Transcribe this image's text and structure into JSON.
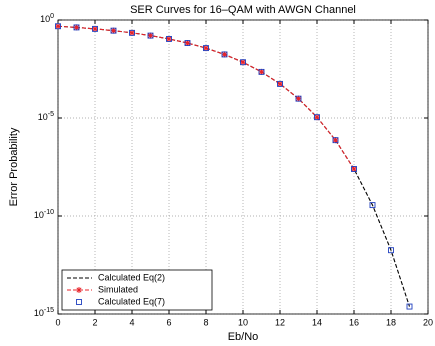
{
  "chart_data": {
    "type": "line",
    "title": "SER Curves for 16–QAM with AWGN Channel",
    "xlabel": "Eb/No",
    "ylabel": "Error Probability",
    "xlim": [
      0,
      20
    ],
    "xticks": [
      0,
      2,
      4,
      6,
      8,
      10,
      12,
      14,
      16,
      18,
      20
    ],
    "ylim": [
      1e-15,
      1
    ],
    "yscale": "log",
    "yticks": [
      {
        "value": 1e-15,
        "label": "10^-15"
      },
      {
        "value": 1e-10,
        "label": "10^-10"
      },
      {
        "value": 1e-05,
        "label": "10^-5"
      },
      {
        "value": 1,
        "label": "10^0"
      }
    ],
    "grid": true,
    "legend": "lower left",
    "series": [
      {
        "name": "Calculated Eq(2)",
        "color": "#000000",
        "line": "dashed",
        "marker": "none",
        "x": [
          0,
          1,
          2,
          3,
          4,
          5,
          6,
          7,
          8,
          9,
          10,
          11,
          12,
          13,
          14,
          15,
          16,
          17,
          18,
          19
        ],
        "values": [
          0.48,
          0.418,
          0.352,
          0.286,
          0.221,
          0.16,
          0.108,
          0.0667,
          0.0369,
          0.0175,
          0.00701,
          0.00225,
          0.00055,
          9.7e-05,
          1.1e-05,
          7.4e-07,
          2.5e-08,
          3.6e-10,
          1.8e-12,
          2.4e-15
        ]
      },
      {
        "name": "Simulated",
        "color": "#e8232a",
        "line": "dashed",
        "marker": "star",
        "x": [
          0,
          1,
          2,
          3,
          4,
          5,
          6,
          7,
          8,
          9,
          10,
          11,
          12,
          13,
          14,
          15,
          16
        ],
        "values": [
          0.48,
          0.418,
          0.352,
          0.286,
          0.221,
          0.16,
          0.108,
          0.0667,
          0.0369,
          0.0175,
          0.00701,
          0.00225,
          0.00055,
          9.7e-05,
          1.1e-05,
          7.4e-07,
          2.5e-08
        ]
      },
      {
        "name": "Calculated Eq(7)",
        "color": "#1f3fbf",
        "line": "none",
        "marker": "square",
        "x": [
          0,
          1,
          2,
          3,
          4,
          5,
          6,
          7,
          8,
          9,
          10,
          11,
          12,
          13,
          14,
          15,
          16,
          17,
          18,
          19
        ],
        "values": [
          0.48,
          0.418,
          0.352,
          0.286,
          0.221,
          0.16,
          0.108,
          0.0667,
          0.0369,
          0.0175,
          0.00701,
          0.00225,
          0.00055,
          9.7e-05,
          1.1e-05,
          7.4e-07,
          2.5e-08,
          3.6e-10,
          1.8e-12,
          2.4e-15
        ]
      }
    ]
  }
}
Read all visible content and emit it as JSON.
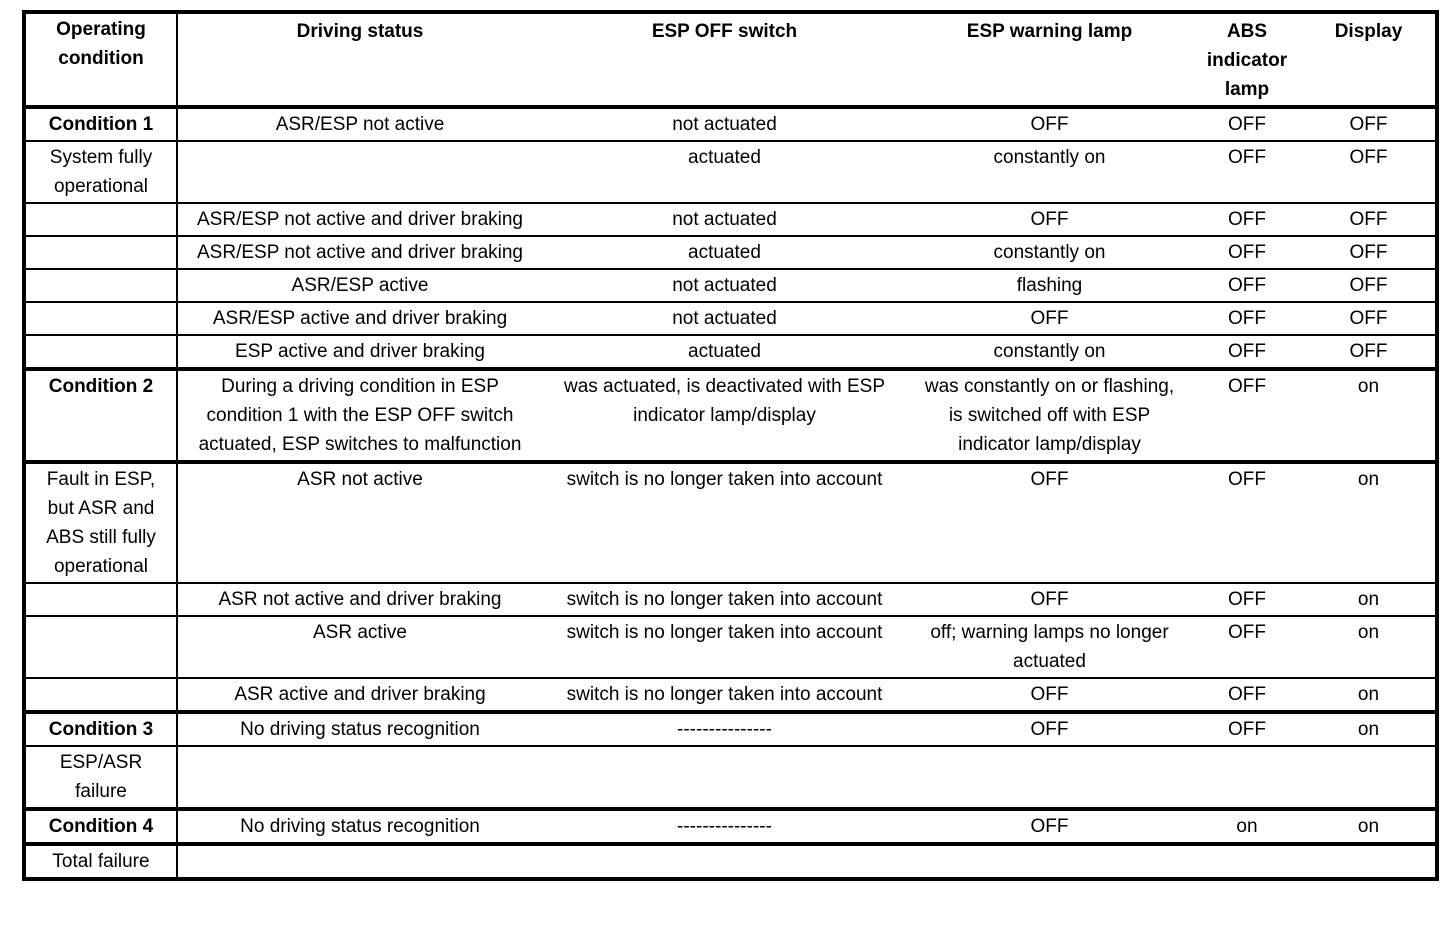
{
  "table": {
    "headers": [
      "Operating condition",
      "Driving status",
      "ESP OFF switch",
      "ESP warning lamp",
      "ABS indicator lamp",
      "Display"
    ],
    "rows": [
      {
        "thick_top": true,
        "cond": true,
        "cells": [
          "Condition 1",
          "ASR/ESP not active",
          "not actuated",
          "OFF",
          "OFF",
          "OFF"
        ]
      },
      {
        "thick_top": false,
        "cond": false,
        "cells": [
          "System fully operational",
          "",
          "actuated",
          "constantly on",
          "OFF",
          "OFF"
        ]
      },
      {
        "thick_top": false,
        "cond": false,
        "cells": [
          "",
          "ASR/ESP not active and driver braking",
          "not actuated",
          "OFF",
          "OFF",
          "OFF"
        ]
      },
      {
        "thick_top": false,
        "cond": false,
        "cells": [
          "",
          "ASR/ESP not active and driver braking",
          "actuated",
          "constantly on",
          "OFF",
          "OFF"
        ]
      },
      {
        "thick_top": false,
        "cond": false,
        "cells": [
          "",
          "ASR/ESP active",
          "not actuated",
          "flashing",
          "OFF",
          "OFF"
        ]
      },
      {
        "thick_top": false,
        "cond": false,
        "cells": [
          "",
          "ASR/ESP active and driver braking",
          "not actuated",
          "OFF",
          "OFF",
          "OFF"
        ]
      },
      {
        "thick_top": false,
        "cond": false,
        "cells": [
          "",
          "ESP active and driver braking",
          "actuated",
          "constantly on",
          "OFF",
          "OFF"
        ]
      },
      {
        "thick_top": true,
        "cond": true,
        "cells": [
          "Condition 2",
          "During a driving condition in ESP condition 1 with the ESP OFF switch actuated, ESP switches to malfunction",
          "was actuated, is deactivated with ESP indicator lamp/display",
          "was constantly on or flashing, is switched off with ESP indicator lamp/display",
          "OFF",
          "on"
        ]
      },
      {
        "thick_top": true,
        "cond": false,
        "cells": [
          "Fault in ESP, but ASR and ABS still fully operational",
          "ASR not active",
          "switch is no longer taken into account",
          "OFF",
          "OFF",
          "on"
        ]
      },
      {
        "thick_top": false,
        "cond": false,
        "cells": [
          "",
          "ASR not active and driver braking",
          "switch is no longer taken into account",
          "OFF",
          "OFF",
          "on"
        ]
      },
      {
        "thick_top": false,
        "cond": false,
        "cells": [
          "",
          "ASR active",
          "switch is no longer taken into account",
          "off; warning lamps no longer actuated",
          "OFF",
          "on"
        ]
      },
      {
        "thick_top": false,
        "cond": false,
        "cells": [
          "",
          "ASR active and driver braking",
          "switch is no longer taken into account",
          "OFF",
          "OFF",
          "on"
        ]
      },
      {
        "thick_top": true,
        "cond": true,
        "cells": [
          "Condition 3",
          "No driving status recognition",
          "---------------",
          "OFF",
          "OFF",
          "on"
        ]
      },
      {
        "thick_top": false,
        "cond": false,
        "cells": [
          "ESP/ASR failure",
          "",
          "",
          "",
          "",
          ""
        ]
      },
      {
        "thick_top": true,
        "cond": true,
        "cells": [
          "Condition 4",
          "No driving status recognition",
          "---------------",
          "OFF",
          "on",
          "on"
        ]
      },
      {
        "thick_top": true,
        "cond": false,
        "cells": [
          "Total failure",
          "",
          "",
          "",
          "",
          ""
        ]
      }
    ]
  }
}
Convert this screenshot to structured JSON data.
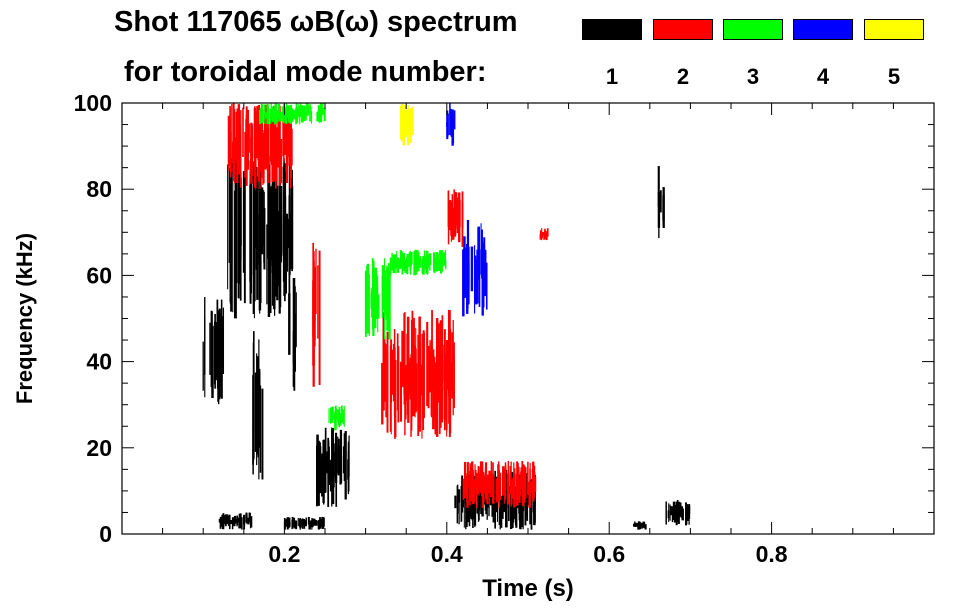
{
  "header": {
    "title_line1": "Shot 117065 ωB(ω) spectrum",
    "title_line2": "for toroidal mode number:"
  },
  "legend": [
    {
      "label": "1",
      "color": "#000000"
    },
    {
      "label": "2",
      "color": "#ff0000"
    },
    {
      "label": "3",
      "color": "#00ff00"
    },
    {
      "label": "4",
      "color": "#0000ff"
    },
    {
      "label": "5",
      "color": "#ffff00"
    }
  ],
  "chart_data": {
    "type": "heatmap",
    "title": "Shot 117065 ωB(ω) spectrum for toroidal mode number",
    "xlabel": "Time (s)",
    "ylabel": "Frequency (kHz)",
    "xlim": [
      0.0,
      1.0
    ],
    "ylim": [
      0,
      100
    ],
    "xticks": [
      0.2,
      0.4,
      0.6,
      0.8
    ],
    "xtick_labels": [
      "0.2",
      "0.4",
      "0.6",
      "0.8"
    ],
    "yticks": [
      0,
      20,
      40,
      60,
      80,
      100
    ],
    "ytick_labels": [
      "0",
      "20",
      "40",
      "60",
      "80",
      "100"
    ],
    "grid": false,
    "regions": [
      {
        "mode": 1,
        "t0": 0.1,
        "t1": 0.125,
        "f0": 30,
        "f1": 55
      },
      {
        "mode": 1,
        "t0": 0.13,
        "t1": 0.21,
        "f0": 50,
        "f1": 88
      },
      {
        "mode": 1,
        "t0": 0.16,
        "t1": 0.175,
        "f0": 9,
        "f1": 48
      },
      {
        "mode": 1,
        "t0": 0.205,
        "t1": 0.215,
        "f0": 30,
        "f1": 60
      },
      {
        "mode": 1,
        "t0": 0.12,
        "t1": 0.16,
        "f0": 1,
        "f1": 5
      },
      {
        "mode": 1,
        "t0": 0.2,
        "t1": 0.25,
        "f0": 1,
        "f1": 4
      },
      {
        "mode": 1,
        "t0": 0.24,
        "t1": 0.28,
        "f0": 6,
        "f1": 25
      },
      {
        "mode": 1,
        "t0": 0.41,
        "t1": 0.51,
        "f0": 1,
        "f1": 15
      },
      {
        "mode": 1,
        "t0": 0.66,
        "t1": 0.668,
        "f0": 68,
        "f1": 86
      },
      {
        "mode": 1,
        "t0": 0.63,
        "t1": 0.645,
        "f0": 1,
        "f1": 3
      },
      {
        "mode": 1,
        "t0": 0.67,
        "t1": 0.7,
        "f0": 2,
        "f1": 8
      },
      {
        "mode": 2,
        "t0": 0.13,
        "t1": 0.21,
        "f0": 80,
        "f1": 100
      },
      {
        "mode": 2,
        "t0": 0.235,
        "t1": 0.245,
        "f0": 34,
        "f1": 72
      },
      {
        "mode": 2,
        "t0": 0.32,
        "t1": 0.41,
        "f0": 22,
        "f1": 52
      },
      {
        "mode": 2,
        "t0": 0.4,
        "t1": 0.42,
        "f0": 66,
        "f1": 80
      },
      {
        "mode": 2,
        "t0": 0.42,
        "t1": 0.51,
        "f0": 6,
        "f1": 17
      },
      {
        "mode": 2,
        "t0": 0.515,
        "t1": 0.525,
        "f0": 68,
        "f1": 71
      },
      {
        "mode": 3,
        "t0": 0.3,
        "t1": 0.33,
        "f0": 45,
        "f1": 64
      },
      {
        "mode": 3,
        "t0": 0.33,
        "t1": 0.4,
        "f0": 60,
        "f1": 66
      },
      {
        "mode": 3,
        "t0": 0.255,
        "t1": 0.275,
        "f0": 24,
        "f1": 30
      },
      {
        "mode": 3,
        "t0": 0.17,
        "t1": 0.25,
        "f0": 95,
        "f1": 100
      },
      {
        "mode": 4,
        "t0": 0.42,
        "t1": 0.45,
        "f0": 50,
        "f1": 73
      },
      {
        "mode": 4,
        "t0": 0.4,
        "t1": 0.41,
        "f0": 90,
        "f1": 100
      },
      {
        "mode": 5,
        "t0": 0.34,
        "t1": 0.36,
        "f0": 90,
        "f1": 100
      }
    ]
  }
}
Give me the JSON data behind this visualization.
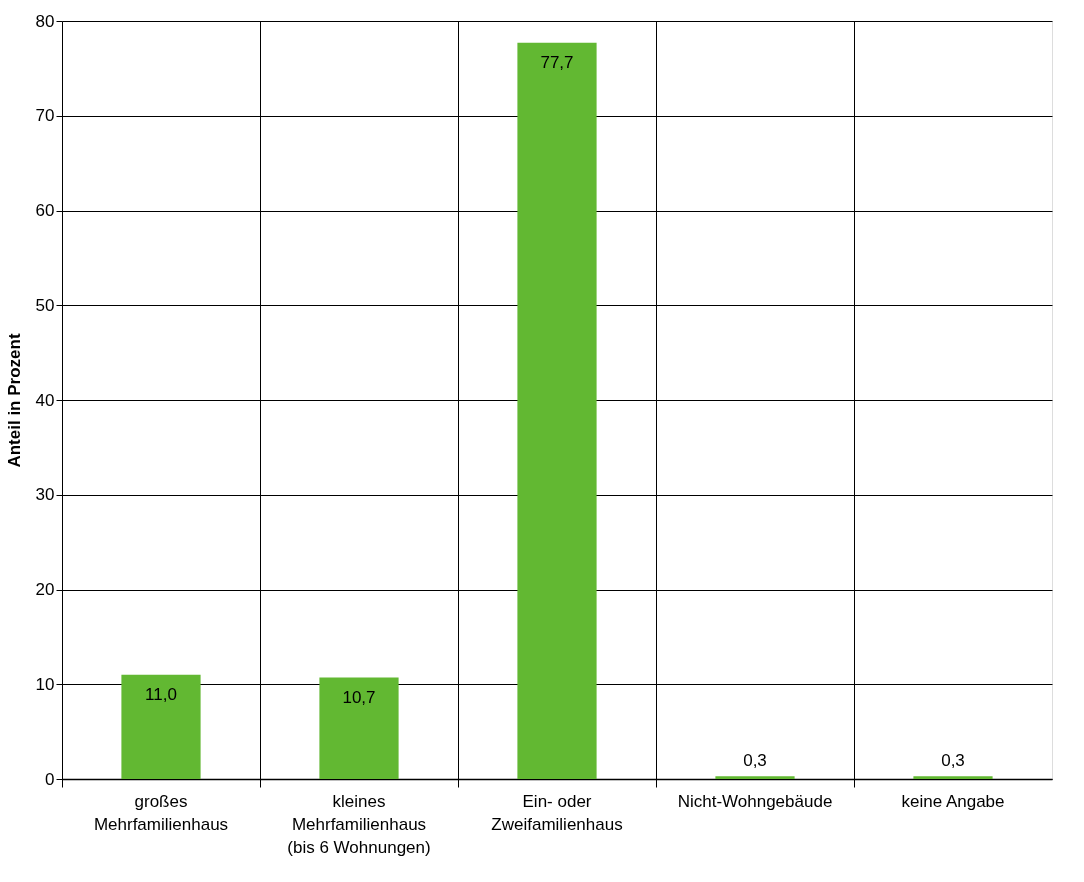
{
  "chart_data": {
    "type": "bar",
    "ylabel": "Anteil in Prozent",
    "categories": [
      "großes\nMehrfamilienhaus",
      "kleines\nMehrfamilienhaus\n(bis 6 Wohnungen)",
      "Ein- oder\nZweifamilienhaus",
      "Nicht-Wohngebäude",
      "keine Angabe"
    ],
    "values": [
      11.0,
      10.7,
      77.7,
      0.3,
      0.3
    ],
    "value_labels": [
      "11,0",
      "10,7",
      "77,7",
      "0,3",
      "0,3"
    ],
    "color": "#62b832",
    "ylim": [
      0,
      80
    ],
    "yticks": [
      0,
      10,
      20,
      30,
      40,
      50,
      60,
      70,
      80
    ],
    "grid": true
  }
}
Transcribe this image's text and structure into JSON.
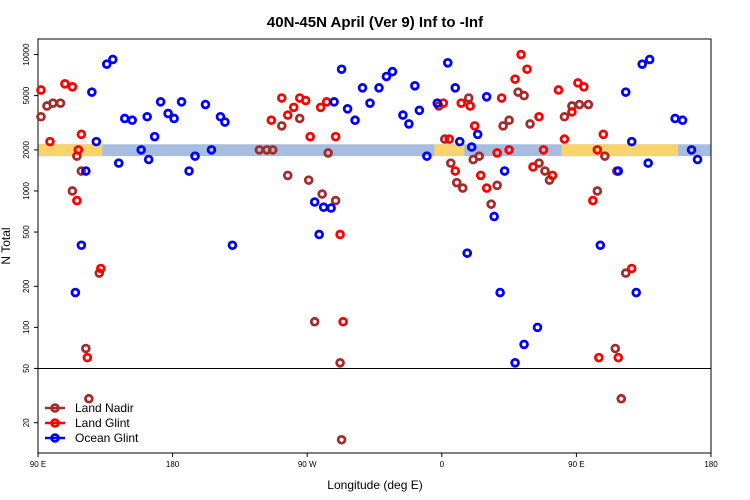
{
  "chart_data": {
    "type": "scatter",
    "title": "40N-45N April (Ver 9)   Inf to -Inf",
    "xlabel": "Longitude (deg E)",
    "ylabel": "N Total",
    "y_scale": "log",
    "ylim": [
      12,
      13000
    ],
    "threshold_line": 50,
    "x_domain_degE": [
      90,
      540
    ],
    "x_ticks": [
      {
        "value": 90,
        "label": "90 E"
      },
      {
        "value": 180,
        "label": "180"
      },
      {
        "value": 270,
        "label": "90 W"
      },
      {
        "value": 360,
        "label": "0"
      },
      {
        "value": 450,
        "label": "90 E"
      },
      {
        "value": 540,
        "label": "180"
      }
    ],
    "y_ticks": [
      {
        "value": 20,
        "label": "20"
      },
      {
        "value": 50,
        "label": "50"
      },
      {
        "value": 100,
        "label": "100"
      },
      {
        "value": 200,
        "label": "200"
      },
      {
        "value": 500,
        "label": "500"
      },
      {
        "value": 1000,
        "label": "1000"
      },
      {
        "value": 2000,
        "label": "2000"
      },
      {
        "value": 5000,
        "label": "5000"
      },
      {
        "value": 10000,
        "label": "10000"
      }
    ],
    "band": {
      "y_range": [
        1800,
        2200
      ],
      "colors": {
        "ocean": "#a7bddf",
        "land": "#f9d46a"
      },
      "land_ranges": [
        [
          90,
          133
        ],
        [
          355,
          375
        ],
        [
          440,
          518
        ]
      ]
    },
    "legend": {
      "position": "bottom-left"
    },
    "series": [
      {
        "name": "Land Nadir",
        "color": "#a52a2a",
        "points": [
          [
            92,
            3500
          ],
          [
            96,
            4200
          ],
          [
            100,
            4400
          ],
          [
            105,
            4400
          ],
          [
            113,
            1000
          ],
          [
            116,
            1800
          ],
          [
            119,
            1400
          ],
          [
            122,
            70
          ],
          [
            124,
            30
          ],
          [
            131,
            250
          ],
          [
            238,
            2000
          ],
          [
            243,
            2000
          ],
          [
            247,
            2000
          ],
          [
            253,
            3000
          ],
          [
            257,
            1300
          ],
          [
            265,
            3400
          ],
          [
            271,
            1200
          ],
          [
            275,
            110
          ],
          [
            280,
            950
          ],
          [
            284,
            1900
          ],
          [
            289,
            850
          ],
          [
            292,
            55
          ],
          [
            293,
            15
          ],
          [
            358,
            4200
          ],
          [
            362,
            2400
          ],
          [
            366,
            1600
          ],
          [
            370,
            1150
          ],
          [
            374,
            1050
          ],
          [
            378,
            4800
          ],
          [
            381,
            1700
          ],
          [
            385,
            1800
          ],
          [
            393,
            800
          ],
          [
            397,
            1100
          ],
          [
            401,
            3000
          ],
          [
            405,
            3300
          ],
          [
            411,
            5300
          ],
          [
            415,
            5000
          ],
          [
            419,
            3100
          ],
          [
            425,
            1600
          ],
          [
            429,
            1400
          ],
          [
            432,
            1200
          ],
          [
            442,
            3500
          ],
          [
            447,
            4200
          ],
          [
            452,
            4300
          ],
          [
            458,
            4300
          ],
          [
            464,
            1000
          ],
          [
            469,
            1800
          ],
          [
            476,
            70
          ],
          [
            477,
            1400
          ],
          [
            480,
            30
          ],
          [
            483,
            250
          ]
        ]
      },
      {
        "name": "Land Glint",
        "color": "#ff0000",
        "points": [
          [
            92,
            5500
          ],
          [
            98,
            2300
          ],
          [
            108,
            6100
          ],
          [
            113,
            5800
          ],
          [
            119,
            2600
          ],
          [
            123,
            60
          ],
          [
            117,
            2000
          ],
          [
            116,
            850
          ],
          [
            132,
            270
          ],
          [
            246,
            3300
          ],
          [
            253,
            4800
          ],
          [
            257,
            3600
          ],
          [
            261,
            4100
          ],
          [
            265,
            4800
          ],
          [
            269,
            4600
          ],
          [
            272,
            2500
          ],
          [
            279,
            4100
          ],
          [
            283,
            4500
          ],
          [
            289,
            2500
          ],
          [
            292,
            480
          ],
          [
            294,
            110
          ],
          [
            361,
            4400
          ],
          [
            365,
            2400
          ],
          [
            369,
            1400
          ],
          [
            373,
            4400
          ],
          [
            379,
            4200
          ],
          [
            382,
            3000
          ],
          [
            386,
            1300
          ],
          [
            390,
            1050
          ],
          [
            397,
            1900
          ],
          [
            400,
            4800
          ],
          [
            405,
            2000
          ],
          [
            409,
            6600
          ],
          [
            413,
            10000
          ],
          [
            417,
            7800
          ],
          [
            421,
            1500
          ],
          [
            425,
            3500
          ],
          [
            428,
            2000
          ],
          [
            434,
            1300
          ],
          [
            438,
            5500
          ],
          [
            442,
            2400
          ],
          [
            447,
            3800
          ],
          [
            451,
            6200
          ],
          [
            455,
            5800
          ],
          [
            461,
            850
          ],
          [
            464,
            2000
          ],
          [
            465,
            60
          ],
          [
            468,
            2600
          ],
          [
            478,
            60
          ],
          [
            487,
            270
          ]
        ]
      },
      {
        "name": "Ocean Glint",
        "color": "#0000ff",
        "points": [
          [
            122,
            1400
          ],
          [
            126,
            5300
          ],
          [
            129,
            2300
          ],
          [
            115,
            180
          ],
          [
            119,
            400
          ],
          [
            136,
            8500
          ],
          [
            140,
            9200
          ],
          [
            144,
            1600
          ],
          [
            148,
            3400
          ],
          [
            153,
            3300
          ],
          [
            163,
            3500
          ],
          [
            172,
            4500
          ],
          [
            177,
            3700
          ],
          [
            181,
            3400
          ],
          [
            159,
            2000
          ],
          [
            164,
            1700
          ],
          [
            168,
            2500
          ],
          [
            186,
            4500
          ],
          [
            191,
            1400
          ],
          [
            195,
            1800
          ],
          [
            202,
            4300
          ],
          [
            206,
            2000
          ],
          [
            212,
            3500
          ],
          [
            215,
            3200
          ],
          [
            220,
            400
          ],
          [
            275,
            830
          ],
          [
            278,
            480
          ],
          [
            281,
            760
          ],
          [
            286,
            750
          ],
          [
            288,
            4500
          ],
          [
            293,
            7800
          ],
          [
            297,
            4000
          ],
          [
            302,
            3300
          ],
          [
            307,
            5700
          ],
          [
            312,
            4400
          ],
          [
            318,
            5700
          ],
          [
            323,
            6900
          ],
          [
            327,
            7500
          ],
          [
            334,
            3600
          ],
          [
            338,
            3100
          ],
          [
            342,
            5900
          ],
          [
            345,
            3900
          ],
          [
            350,
            1800
          ],
          [
            357,
            4400
          ],
          [
            364,
            8700
          ],
          [
            369,
            5700
          ],
          [
            372,
            2300
          ],
          [
            377,
            350
          ],
          [
            380,
            2100
          ],
          [
            384,
            2600
          ],
          [
            390,
            4900
          ],
          [
            395,
            650
          ],
          [
            399,
            180
          ],
          [
            402,
            1400
          ],
          [
            409,
            55
          ],
          [
            415,
            75
          ],
          [
            424,
            100
          ],
          [
            478,
            1400
          ],
          [
            483,
            5300
          ],
          [
            487,
            2300
          ],
          [
            494,
            8500
          ],
          [
            499,
            9200
          ],
          [
            490,
            180
          ],
          [
            466,
            400
          ],
          [
            498,
            1600
          ],
          [
            516,
            3400
          ],
          [
            521,
            3300
          ],
          [
            527,
            2000
          ],
          [
            531,
            1700
          ]
        ]
      }
    ]
  }
}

○ ○ ○ ○ ○

Report only how many lines in the records contain the word "fully".

# [Result below]
2